Retype each entry below, keeping every character the same.

(Data excerpts)
※ ※ ※

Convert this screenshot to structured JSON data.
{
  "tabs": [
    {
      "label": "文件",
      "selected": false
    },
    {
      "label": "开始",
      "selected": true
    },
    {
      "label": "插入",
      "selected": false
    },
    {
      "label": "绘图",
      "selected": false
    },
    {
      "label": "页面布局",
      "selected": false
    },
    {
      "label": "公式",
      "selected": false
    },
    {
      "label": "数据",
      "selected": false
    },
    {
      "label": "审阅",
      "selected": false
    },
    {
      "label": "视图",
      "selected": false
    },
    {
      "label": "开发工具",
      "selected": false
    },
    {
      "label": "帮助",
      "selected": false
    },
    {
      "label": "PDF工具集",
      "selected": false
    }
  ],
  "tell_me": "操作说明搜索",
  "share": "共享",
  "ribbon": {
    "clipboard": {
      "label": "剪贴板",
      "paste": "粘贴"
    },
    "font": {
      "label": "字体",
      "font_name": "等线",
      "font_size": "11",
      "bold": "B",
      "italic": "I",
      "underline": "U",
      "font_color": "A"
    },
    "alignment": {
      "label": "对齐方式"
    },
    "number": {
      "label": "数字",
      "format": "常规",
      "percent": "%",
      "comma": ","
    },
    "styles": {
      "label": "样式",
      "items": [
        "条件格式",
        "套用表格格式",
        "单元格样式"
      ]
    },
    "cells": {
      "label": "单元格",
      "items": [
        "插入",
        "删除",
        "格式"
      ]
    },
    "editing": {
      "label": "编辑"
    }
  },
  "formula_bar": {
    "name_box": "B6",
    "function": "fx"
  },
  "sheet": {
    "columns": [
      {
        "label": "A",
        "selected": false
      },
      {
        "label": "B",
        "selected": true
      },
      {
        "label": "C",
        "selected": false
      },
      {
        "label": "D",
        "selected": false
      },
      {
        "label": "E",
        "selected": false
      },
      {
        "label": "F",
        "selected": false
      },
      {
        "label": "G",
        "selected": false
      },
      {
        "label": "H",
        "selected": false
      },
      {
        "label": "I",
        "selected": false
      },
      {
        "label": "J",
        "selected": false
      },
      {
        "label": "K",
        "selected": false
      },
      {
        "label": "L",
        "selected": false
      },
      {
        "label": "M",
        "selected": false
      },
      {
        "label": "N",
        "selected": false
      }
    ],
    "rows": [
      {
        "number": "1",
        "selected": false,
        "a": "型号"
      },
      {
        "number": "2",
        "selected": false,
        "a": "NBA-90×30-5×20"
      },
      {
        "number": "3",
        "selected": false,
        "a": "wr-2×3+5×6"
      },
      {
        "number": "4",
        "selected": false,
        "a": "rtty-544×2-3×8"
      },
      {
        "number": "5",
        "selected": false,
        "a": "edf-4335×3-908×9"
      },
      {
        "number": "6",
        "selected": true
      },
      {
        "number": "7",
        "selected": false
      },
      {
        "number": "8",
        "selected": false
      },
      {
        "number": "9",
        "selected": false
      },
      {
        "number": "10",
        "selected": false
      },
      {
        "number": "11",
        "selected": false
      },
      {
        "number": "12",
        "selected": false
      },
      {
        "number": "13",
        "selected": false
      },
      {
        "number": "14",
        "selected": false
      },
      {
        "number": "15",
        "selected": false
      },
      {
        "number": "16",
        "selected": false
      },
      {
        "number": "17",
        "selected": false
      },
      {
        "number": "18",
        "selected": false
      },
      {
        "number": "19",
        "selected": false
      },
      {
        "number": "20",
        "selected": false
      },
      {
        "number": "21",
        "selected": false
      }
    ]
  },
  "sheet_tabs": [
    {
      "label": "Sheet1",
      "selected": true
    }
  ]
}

※ ※ ※

WRITTEN SOLUTION>
Convert this screenshot to structured JSON data.
{
  "tabs": [
    {
      "label": "文件",
      "selected": false
    },
    {
      "label": "开始",
      "selected": true
    },
    {
      "label": "插入",
      "selected": false
    },
    {
      "label": "绘图",
      "selected": false
    },
    {
      "label": "页面布局",
      "selected": false
    },
    {
      "label": "公式",
      "selected": false
    },
    {
      "label": "数据",
      "selected": false
    },
    {
      "label": "审阅",
      "selected": false
    },
    {
      "label": "视图",
      "selected": false
    },
    {
      "label": "开发工具",
      "selected": false
    },
    {
      "label": "帮助",
      "selected": false
    },
    {
      "label": "PDF工具集",
      "selected": false
    }
  ],
  "tell_me": "操作说明搜索",
  "share": "共享",
  "ribbon": {
    "clipboard": {
      "label": "剪贴板",
      "paste": "粘贴"
    },
    "font": {
      "label": "字体",
      "font_name": "等线",
      "font_size": "11",
      "bold": "B",
      "italic": "I",
      "underline": "U",
      "font_color": "A"
    },
    "alignment": {
      "label": "对齐方式"
    },
    "number": {
      "label": "数字",
      "format": "常规",
      "percent": "%",
      "comma": ","
    },
    "styles": {
      "label": "样式",
      "items": [
        "条件格式",
        "套用表格格式",
        "单元格样式"
      ]
    },
    "cells": {
      "label": "单元格",
      "items": [
        "插入",
        "删除",
        "格式"
      ]
    },
    "editing": {
      "label": "编辑"
    }
  },
  "formula_bar": {
    "name_box": "B6",
    "function": "fx"
  },
  "sheet": {
    "columns": [
      {
        "label": "A",
        "selected": false
      },
      {
        "label": "B",
        "selected": true
      },
      {
        "label": "C",
        "selected": false
      },
      {
        "label": "D",
        "selected": false
      },
      {
        "label": "E",
        "selected": false
      },
      {
        "label": "F",
        "selected": false
      },
      {
        "label": "G",
        "selected": false
      },
      {
        "label": "H",
        "selected": false
      },
      {
        "label": "I",
        "selected": false
      },
      {
        "label": "J",
        "selected": false
      },
      {
        "label": "K",
        "selected": false
      },
      {
        "label": "L",
        "selected": false
      },
      {
        "label": "M",
        "selected": false
      },
      {
        "label": "N",
        "selected": false
      }
    ],
    "rows": [
      {
        "number": "1",
        "selected": false,
        "a": "型号"
      },
      {
        "number": "2",
        "selected": false,
        "a": "NBA-90×30-5×20"
      },
      {
        "number": "3",
        "selected": false,
        "a": "wr-2×3+5×6"
      },
      {
        "number": "4",
        "selected": false,
        "a": "rtty-544×2-3×8"
      },
      {
        "number": "5",
        "selected": false,
        "a": "edf-4335×3-908×9"
      },
      {
        "number": "6",
        "selected": true
      },
      {
        "number": "7",
        "selected": false
      },
      {
        "number": "8",
        "selected": false
      },
      {
        "number": "9",
        "selected": false
      },
      {
        "number": "10",
        "selected": false
      },
      {
        "number": "11",
        "selected": false
      },
      {
        "number": "12",
        "selected": false
      },
      {
        "number": "13",
        "selected": false
      },
      {
        "number": "14",
        "selected": false
      },
      {
        "number": "15",
        "selected": false
      },
      {
        "number": "16",
        "selected": false
      },
      {
        "number": "17",
        "selected": false
      },
      {
        "number": "18",
        "selected": false
      },
      {
        "number": "19",
        "selected": false
      },
      {
        "number": "20",
        "selected": false
      },
      {
        "number": "21",
        "selected": false
      }
    ]
  },
  "sheet_tabs": [
    {
      "label": "Sheet1",
      "selected": true
    }
  ]
}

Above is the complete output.